▶ _Your goal_
Extract all lines from the data beneath that include the word "this".

Collected data entries:
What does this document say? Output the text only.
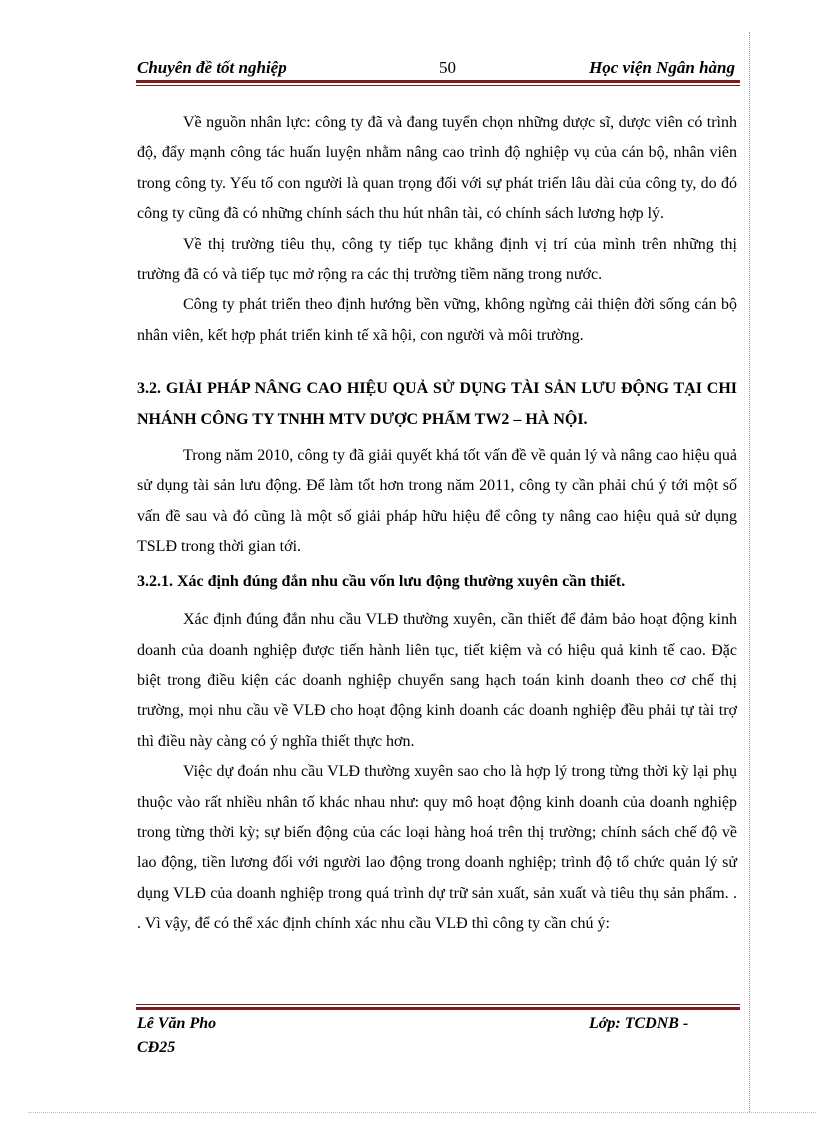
Chuyên đề tốt nghiệp	50	Học viện Ngân hàng

Về nguồn nhân lực: công ty đã và đang tuyển chọn những dược sĩ, dược viên có trình độ, đẩy mạnh công tác huấn luyện nhằm nâng cao trình độ nghiệp vụ của cán bộ, nhân viên trong công ty. Yếu tố con người là quan trọng đối với sự phát triển lâu dài của công ty, do đó công ty cũng đã có những chính sách thu hút nhân tài, có chính sách lương hợp lý.

Về thị trường tiêu thụ, công ty tiếp tục khẳng định vị trí của mình trên những thị trường đã có và tiếp tục mở rộng ra các thị trường tiềm năng trong nước.

Công ty phát triển theo định hướng bền vững, không ngừng cải thiện đời sống cán bộ nhân viên, kết hợp phát triển kinh tế xã hội, con người và môi trường.

3.2. GIẢI PHÁP NÂNG CAO HIỆU QUẢ SỬ DỤNG TÀI SẢN LƯU ĐỘNG TẠI CHI NHÁNH CÔNG TY TNHH MTV DƯỢC PHẨM TW2 – HÀ NỘI.

Trong năm 2010, công ty đã giải quyết khá tốt vấn đề về quản lý và nâng cao hiệu quả sử dụng tài sản lưu động. Để làm tốt hơn trong năm 2011, công ty cần phải chú ý tới một số vấn đề sau và đó cũng là một số giải pháp hữu hiệu để công ty nâng cao hiệu quả sử dụng TSLĐ trong thời gian tới.

3.2.1. Xác định đúng đắn nhu cầu vốn lưu động thường xuyên cần thiết.

Xác định đúng đắn nhu cầu VLĐ thường xuyên, cần thiết để đảm bảo hoạt động kinh doanh của doanh nghiệp được tiến hành liên tục, tiết kiệm và có hiệu quả kinh tế cao. Đặc biệt trong điều kiện các doanh nghiệp chuyển sang hạch toán kinh doanh theo cơ chế thị trường, mọi nhu cầu về VLĐ cho hoạt động kinh doanh các doanh nghiệp đều phải tự tài trợ thì điều này càng có ý nghĩa thiết thực hơn.

Việc dự đoán nhu cầu VLĐ thường xuyên sao cho là hợp lý trong từng thời kỳ lại phụ thuộc vào rất nhiều nhân tố khác nhau như: quy mô hoạt động kinh doanh của doanh nghiệp trong từng thời kỳ; sự biến động của các loại hàng hoá trên thị trường; chính sách chế độ về lao động, tiền lương đối với người lao động trong doanh nghiệp; trình độ tổ chức quản lý sử dụng VLĐ của doanh nghiệp trong quá trình dự trữ sản xuất, sản xuất và tiêu thụ sản phẩm. . . Vì vậy, để có thể xác định chính xác nhu cầu VLĐ thì công ty cần chú ý:

Lê Văn Pho CĐ25
Lớp: TCDNB -
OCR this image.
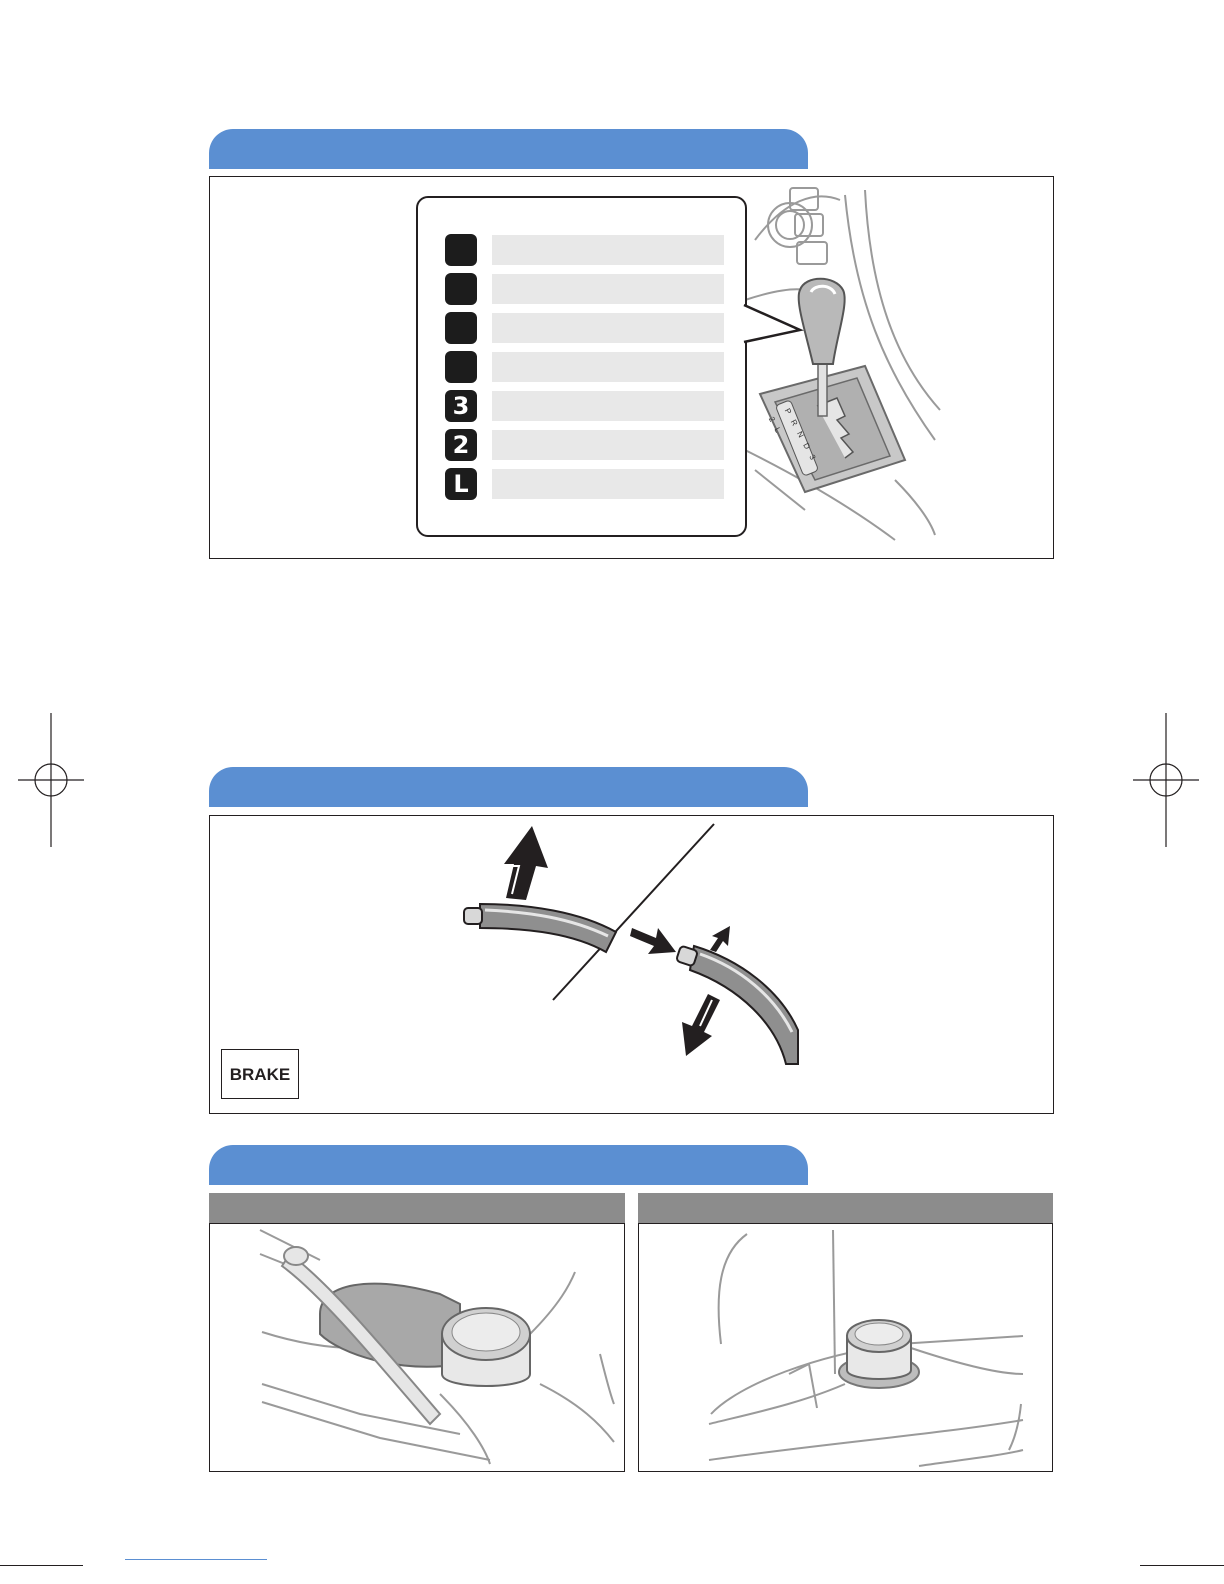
P R N D 3 2 L
3
2
L
BRAKE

▶ _Task answer_
What does this document say? Output the text only.
OCR this image.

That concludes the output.